*Set problem*
Every line below that contains "nmorula" is to be copied.

────────

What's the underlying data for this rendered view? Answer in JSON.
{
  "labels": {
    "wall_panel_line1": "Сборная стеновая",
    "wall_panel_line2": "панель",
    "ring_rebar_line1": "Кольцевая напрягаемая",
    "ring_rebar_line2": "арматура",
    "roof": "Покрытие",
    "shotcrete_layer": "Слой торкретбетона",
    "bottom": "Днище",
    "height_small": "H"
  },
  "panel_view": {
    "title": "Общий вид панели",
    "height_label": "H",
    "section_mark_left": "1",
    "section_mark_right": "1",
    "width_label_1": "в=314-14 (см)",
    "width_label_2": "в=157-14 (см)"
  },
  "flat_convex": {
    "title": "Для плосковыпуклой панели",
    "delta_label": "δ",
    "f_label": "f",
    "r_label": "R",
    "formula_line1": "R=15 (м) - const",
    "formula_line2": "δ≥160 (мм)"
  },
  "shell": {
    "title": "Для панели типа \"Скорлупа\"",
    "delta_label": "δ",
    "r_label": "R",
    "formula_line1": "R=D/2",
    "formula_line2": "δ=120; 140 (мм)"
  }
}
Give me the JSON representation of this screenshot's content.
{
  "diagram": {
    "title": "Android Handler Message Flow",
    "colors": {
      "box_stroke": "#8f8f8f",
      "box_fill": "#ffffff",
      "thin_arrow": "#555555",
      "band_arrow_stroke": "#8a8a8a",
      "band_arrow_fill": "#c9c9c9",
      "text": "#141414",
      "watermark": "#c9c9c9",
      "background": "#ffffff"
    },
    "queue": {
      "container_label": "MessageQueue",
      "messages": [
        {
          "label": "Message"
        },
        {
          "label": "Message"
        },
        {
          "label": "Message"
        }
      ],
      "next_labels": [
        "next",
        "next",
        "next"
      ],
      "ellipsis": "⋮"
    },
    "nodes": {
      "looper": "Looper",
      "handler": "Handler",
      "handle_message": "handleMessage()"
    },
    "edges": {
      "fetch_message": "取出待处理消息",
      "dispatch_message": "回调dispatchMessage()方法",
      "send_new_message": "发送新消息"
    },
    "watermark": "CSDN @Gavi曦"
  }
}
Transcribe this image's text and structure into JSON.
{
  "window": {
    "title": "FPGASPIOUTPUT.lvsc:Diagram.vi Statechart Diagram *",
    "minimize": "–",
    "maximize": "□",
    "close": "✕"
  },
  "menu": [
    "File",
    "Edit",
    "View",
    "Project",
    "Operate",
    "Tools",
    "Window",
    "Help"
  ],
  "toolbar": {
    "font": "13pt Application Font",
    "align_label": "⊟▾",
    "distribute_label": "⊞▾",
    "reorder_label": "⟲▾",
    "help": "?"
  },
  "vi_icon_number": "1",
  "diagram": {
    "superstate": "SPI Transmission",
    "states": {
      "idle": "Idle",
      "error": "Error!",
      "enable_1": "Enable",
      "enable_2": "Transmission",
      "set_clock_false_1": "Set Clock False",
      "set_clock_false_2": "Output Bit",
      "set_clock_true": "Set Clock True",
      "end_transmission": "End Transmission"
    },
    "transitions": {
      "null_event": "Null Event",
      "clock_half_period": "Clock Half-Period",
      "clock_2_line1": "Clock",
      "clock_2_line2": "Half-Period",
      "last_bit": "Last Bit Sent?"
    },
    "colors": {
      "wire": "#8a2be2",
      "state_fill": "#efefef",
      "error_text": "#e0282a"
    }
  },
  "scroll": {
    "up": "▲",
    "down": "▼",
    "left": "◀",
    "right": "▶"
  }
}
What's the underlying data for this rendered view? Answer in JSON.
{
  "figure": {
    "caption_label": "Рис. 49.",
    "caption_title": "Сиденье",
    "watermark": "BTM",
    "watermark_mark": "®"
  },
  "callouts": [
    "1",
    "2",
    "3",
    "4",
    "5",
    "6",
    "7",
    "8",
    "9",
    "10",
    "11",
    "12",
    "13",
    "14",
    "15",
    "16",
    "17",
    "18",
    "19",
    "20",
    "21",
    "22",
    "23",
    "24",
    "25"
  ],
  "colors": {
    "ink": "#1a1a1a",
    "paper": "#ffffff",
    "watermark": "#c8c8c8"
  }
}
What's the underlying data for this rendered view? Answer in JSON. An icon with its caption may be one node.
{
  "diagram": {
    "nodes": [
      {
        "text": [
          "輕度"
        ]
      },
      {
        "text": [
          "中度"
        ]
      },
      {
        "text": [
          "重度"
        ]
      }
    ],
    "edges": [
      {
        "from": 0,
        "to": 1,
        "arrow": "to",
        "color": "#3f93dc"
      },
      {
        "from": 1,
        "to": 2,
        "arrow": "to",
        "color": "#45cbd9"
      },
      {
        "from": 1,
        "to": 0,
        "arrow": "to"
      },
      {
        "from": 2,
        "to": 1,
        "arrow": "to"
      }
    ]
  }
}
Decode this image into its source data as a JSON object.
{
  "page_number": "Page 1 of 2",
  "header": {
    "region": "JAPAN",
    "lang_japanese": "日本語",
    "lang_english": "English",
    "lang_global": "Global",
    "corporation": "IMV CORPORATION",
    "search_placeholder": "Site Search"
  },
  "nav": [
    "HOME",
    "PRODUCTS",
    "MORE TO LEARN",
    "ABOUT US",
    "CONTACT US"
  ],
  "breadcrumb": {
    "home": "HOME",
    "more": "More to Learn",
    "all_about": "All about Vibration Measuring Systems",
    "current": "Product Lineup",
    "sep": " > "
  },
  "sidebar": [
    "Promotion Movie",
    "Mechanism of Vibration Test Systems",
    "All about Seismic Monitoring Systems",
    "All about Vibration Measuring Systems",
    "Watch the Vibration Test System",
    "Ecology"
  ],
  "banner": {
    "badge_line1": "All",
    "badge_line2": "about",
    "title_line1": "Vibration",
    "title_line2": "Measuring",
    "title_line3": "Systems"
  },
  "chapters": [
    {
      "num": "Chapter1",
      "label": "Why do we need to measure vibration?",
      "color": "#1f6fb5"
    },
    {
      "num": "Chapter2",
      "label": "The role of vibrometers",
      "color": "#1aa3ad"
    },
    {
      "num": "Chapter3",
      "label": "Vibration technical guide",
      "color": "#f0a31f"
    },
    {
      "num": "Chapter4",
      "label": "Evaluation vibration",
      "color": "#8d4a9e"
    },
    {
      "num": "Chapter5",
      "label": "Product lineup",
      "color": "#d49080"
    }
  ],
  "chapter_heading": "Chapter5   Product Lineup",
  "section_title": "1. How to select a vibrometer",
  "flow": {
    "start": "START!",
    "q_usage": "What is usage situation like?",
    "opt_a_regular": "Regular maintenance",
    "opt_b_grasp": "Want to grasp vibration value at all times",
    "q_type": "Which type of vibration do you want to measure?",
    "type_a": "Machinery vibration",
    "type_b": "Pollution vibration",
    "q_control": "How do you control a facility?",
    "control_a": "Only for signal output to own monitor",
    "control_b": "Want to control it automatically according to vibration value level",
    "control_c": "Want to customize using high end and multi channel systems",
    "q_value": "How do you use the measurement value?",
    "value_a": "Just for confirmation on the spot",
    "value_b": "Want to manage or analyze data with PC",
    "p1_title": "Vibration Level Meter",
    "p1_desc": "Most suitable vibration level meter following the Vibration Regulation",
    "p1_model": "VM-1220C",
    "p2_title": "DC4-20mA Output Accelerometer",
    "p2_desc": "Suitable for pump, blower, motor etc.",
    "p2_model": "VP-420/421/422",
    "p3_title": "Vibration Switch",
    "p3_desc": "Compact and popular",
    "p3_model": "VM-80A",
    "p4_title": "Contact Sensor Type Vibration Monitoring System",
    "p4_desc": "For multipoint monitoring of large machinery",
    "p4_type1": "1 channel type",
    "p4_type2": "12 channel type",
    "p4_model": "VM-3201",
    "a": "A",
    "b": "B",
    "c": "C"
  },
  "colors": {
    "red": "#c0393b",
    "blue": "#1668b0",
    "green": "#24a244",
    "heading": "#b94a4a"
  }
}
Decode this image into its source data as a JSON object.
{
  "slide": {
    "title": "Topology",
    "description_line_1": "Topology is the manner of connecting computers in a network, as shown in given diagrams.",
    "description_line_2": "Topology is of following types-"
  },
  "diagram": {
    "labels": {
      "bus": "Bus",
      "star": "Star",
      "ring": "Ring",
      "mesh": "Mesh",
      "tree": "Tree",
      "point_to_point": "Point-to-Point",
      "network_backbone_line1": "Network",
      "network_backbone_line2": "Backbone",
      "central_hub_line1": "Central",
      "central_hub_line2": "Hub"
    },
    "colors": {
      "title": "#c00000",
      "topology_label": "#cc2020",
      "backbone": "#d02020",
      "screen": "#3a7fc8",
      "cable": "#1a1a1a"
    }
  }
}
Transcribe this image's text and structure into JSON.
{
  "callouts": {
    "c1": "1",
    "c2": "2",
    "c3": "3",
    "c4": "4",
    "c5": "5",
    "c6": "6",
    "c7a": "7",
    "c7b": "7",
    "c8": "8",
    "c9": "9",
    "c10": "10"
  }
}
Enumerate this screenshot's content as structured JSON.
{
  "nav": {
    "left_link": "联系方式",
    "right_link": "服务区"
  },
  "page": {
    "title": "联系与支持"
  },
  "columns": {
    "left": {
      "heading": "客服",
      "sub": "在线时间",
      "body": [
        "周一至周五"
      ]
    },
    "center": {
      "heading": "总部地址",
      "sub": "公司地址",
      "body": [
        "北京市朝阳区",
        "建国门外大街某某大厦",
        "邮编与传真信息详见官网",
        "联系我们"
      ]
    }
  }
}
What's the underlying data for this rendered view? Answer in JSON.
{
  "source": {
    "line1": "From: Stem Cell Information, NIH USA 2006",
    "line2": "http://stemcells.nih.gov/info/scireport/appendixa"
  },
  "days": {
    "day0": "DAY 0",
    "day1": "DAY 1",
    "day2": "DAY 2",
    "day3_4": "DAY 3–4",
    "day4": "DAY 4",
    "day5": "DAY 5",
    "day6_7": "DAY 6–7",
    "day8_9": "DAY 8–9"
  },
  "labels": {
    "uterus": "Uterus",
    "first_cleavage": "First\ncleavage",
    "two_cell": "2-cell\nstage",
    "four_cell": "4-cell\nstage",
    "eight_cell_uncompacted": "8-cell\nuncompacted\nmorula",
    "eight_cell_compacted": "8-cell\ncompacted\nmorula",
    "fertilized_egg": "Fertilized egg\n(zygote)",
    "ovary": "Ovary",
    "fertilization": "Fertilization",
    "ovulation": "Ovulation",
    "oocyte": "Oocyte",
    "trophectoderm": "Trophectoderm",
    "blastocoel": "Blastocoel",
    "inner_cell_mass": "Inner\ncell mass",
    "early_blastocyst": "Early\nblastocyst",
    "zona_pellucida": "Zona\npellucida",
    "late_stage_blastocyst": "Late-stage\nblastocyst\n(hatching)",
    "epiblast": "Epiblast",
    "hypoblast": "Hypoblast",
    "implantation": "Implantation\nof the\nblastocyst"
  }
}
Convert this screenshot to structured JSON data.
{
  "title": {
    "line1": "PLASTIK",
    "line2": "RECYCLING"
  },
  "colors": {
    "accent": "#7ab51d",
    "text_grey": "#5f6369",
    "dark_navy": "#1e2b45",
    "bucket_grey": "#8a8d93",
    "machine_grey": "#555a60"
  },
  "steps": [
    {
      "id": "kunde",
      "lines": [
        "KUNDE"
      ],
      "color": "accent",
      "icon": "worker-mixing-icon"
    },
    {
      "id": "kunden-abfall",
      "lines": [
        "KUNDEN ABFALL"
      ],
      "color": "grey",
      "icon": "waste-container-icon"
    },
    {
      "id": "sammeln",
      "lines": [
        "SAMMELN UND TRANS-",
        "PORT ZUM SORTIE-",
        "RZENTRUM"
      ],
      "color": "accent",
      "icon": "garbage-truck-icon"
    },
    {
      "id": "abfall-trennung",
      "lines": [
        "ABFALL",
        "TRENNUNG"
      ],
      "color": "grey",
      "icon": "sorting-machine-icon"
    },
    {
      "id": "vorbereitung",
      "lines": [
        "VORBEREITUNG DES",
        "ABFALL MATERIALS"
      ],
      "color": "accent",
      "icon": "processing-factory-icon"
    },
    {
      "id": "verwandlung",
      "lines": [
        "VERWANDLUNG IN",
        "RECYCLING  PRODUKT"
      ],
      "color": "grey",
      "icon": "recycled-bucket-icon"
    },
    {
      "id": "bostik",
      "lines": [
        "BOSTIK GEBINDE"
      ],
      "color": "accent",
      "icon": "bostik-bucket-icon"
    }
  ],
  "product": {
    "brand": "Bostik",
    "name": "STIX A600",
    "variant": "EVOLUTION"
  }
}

────────

*Full output*
    "eight_cell_uncompacted": "8-cell\nuncompacted\nmorula",
    "eight_cell_compacted": "8-cell\ncompacted\nmorula",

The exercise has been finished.